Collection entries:
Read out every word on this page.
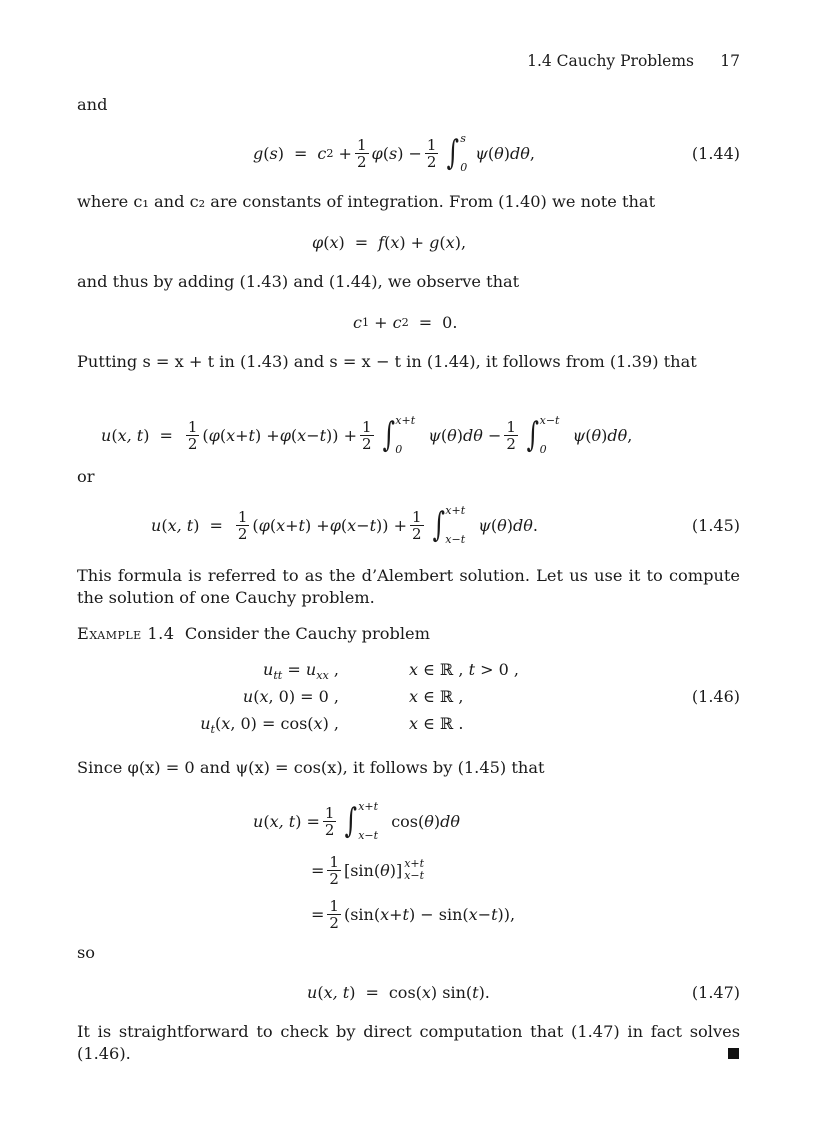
1.4 Cauchy Problems 17
and
g ( s ) = c $2 + \frac{1}{2}$ φ ( s ) − $\frac{1}{2}$ ∫ s
0

ψ ( θ ) dθ ,	(1.44)
where c₁ and c₂ are constants of integration. From (1.40) we note that
φ ( x ) = f ( x ) + g ( x ),
and thus by adding (1.43) and (1.44), we observe that
c 1 + c 2 = 0.
Putting s = x + t in (1.43) and s = x − t in (1.44), it follows from (1.39) that
u ( x, t ) = $\frac{1}{2}$ ( φ ( x + t ) + φ ( x − t )) + $\frac{1}{2}$ ∫ x+t
0

ψ ( θ ) $d\theta - \frac{1}{2}$ ∫ x−t
0

ψ ( θ ) dθ ,
or
u ( x, t ) = $\frac{1}{2}$ ( φ ( x + t ) + φ ( x − t )) + $\frac{1}{2}$ ∫ x+t
x−t

ψ ( θ ) dθ .	(1.45)
This formula is referred to as the d’Alembert solution. Let us use it to compute the solution of one Cauchy problem.
Example 1.4 Consider the Cauchy problem
$u_{tt} = u_{xx}$ ,	x ∈ ℝ , t > 0 ,
u(x, 0) = 0 ,	x ∈ ℝ ,
$u_t(x$, 0) = cos(x) ,	x ∈ ℝ .
(1.46)
Since φ(x) = 0 and ψ(x) = cos(x), it follows by (1.45) that
u ( x, t ) = $\frac{1}{2}$ ∫ x+t
x−t
cos( θ ) dθ
= $\frac{1}{2} [\sin$( θ )] x+t
x−t
= $\frac{1}{2} (\sin$( x + t ) − sin( x − t )),
so
u ( x, t ) = cos( x ) sin( t ).	(1.47)
It is straightforward to check by direct computation that (1.47) in fact solves (1.46).
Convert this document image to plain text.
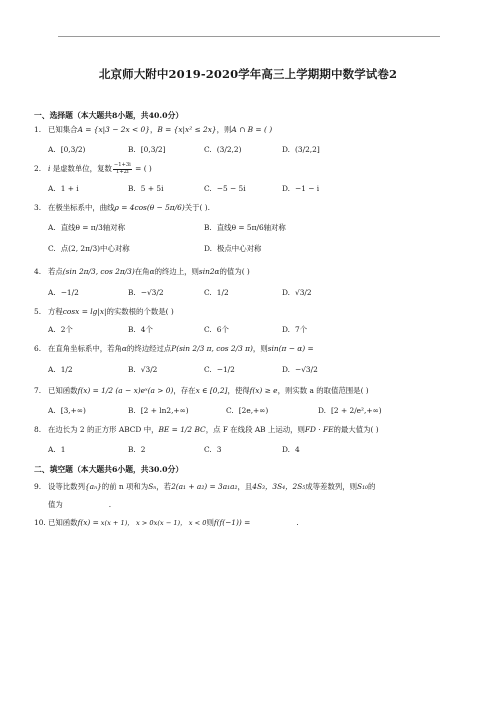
北京师大附中2019-2020学年高三上学期期中数学试卷2
一、选择题（本大题共8小题，共40.0分）
1. 已知集合A = {x|3 − 2x < 0}，B = {x|x² ≤ 2x}，则A ∩ B = ( )
A. [0,3/2)	B. [0,3/2]	C. (3/2,2)	D. (3/2,2]
2. i 是虚数单位，复数 $\frac{-1+3i}{1+2i}$ = ( )
A. 1 + i	B. 5 + 5i	C. −5 − 5i	D. −1 − i
3. 在极坐标系中，曲线ρ = 4cos(θ − 5π/6)关于( ).
A. 直线θ = π/3轴对称	B. 直线θ = 5π/6轴对称
C. 点(2, 2π/3)中心对称	D. 极点中心对称
4. 若点(sin 2π/3, cos 2π/3)在角α的终边上，则sin2α的值为( )
A. −1/2	B. −√3/2	C. 1/2	D. √3/2
5. 方程cosx = lg|x|的实数根的个数是( )
A. 2个	B. 4个	C. 6个	D. 7个
6. 在直角坐标系中，若角α的终边经过点P(sin 2/3 π, cos 2/3 π)，则sin(π − α) =
A. 1/2	B. √3/2	C. −1/2	D. −√3/2
7. 已知函数f(x) = 1/2 (a − x)eˣ(a > 0)，存在x ∈ [0,2]，使得f(x) ≥ e，则实数 a 的取值范围是( )
A. [3,+∞)	B. [2 + ln2,+∞)	C. [2e,+∞)	D. [2 + 2/e²,+∞)
8. 在边长为 2 的正方形 ABCD 中，BE = 1/2 BC，点 F 在线段 AB 上运动，则FD · FE的最大值为( )
A. 1	B. 2	C. 3	D. 4
二、填空题（本大题共6小题，共30.0分）
9. 设等比数列{aₙ}的前 n 项和为Sₙ，若2(a₁ + a₂) = 3a₁a₂，且4S₃，3S₄，2S₅成等差数列，则S₁₀的
值为	.
10. 已知函数f(x) = x(x + 1)， x > 0x(x − 1)， x < 0则f(f(−1)) =	.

GIVEN PROBLEM:
Copy the lines from the entries above in which the word "that" appears.

EXERCISE OUTPUT:
where c₁ and c₂ are constants of integration. From (1.40) we note that
and thus by adding (1.43) and (1.44), we observe that
Putting s = x + t in (1.43) and s = x − t in (1.44), it follows from (1.39) that
Since φ(x) = 0 and ψ(x) = cos(x), it follows by (1.45) that
It is straightforward to check by direct computation that (1.47) in fact solves (1.46).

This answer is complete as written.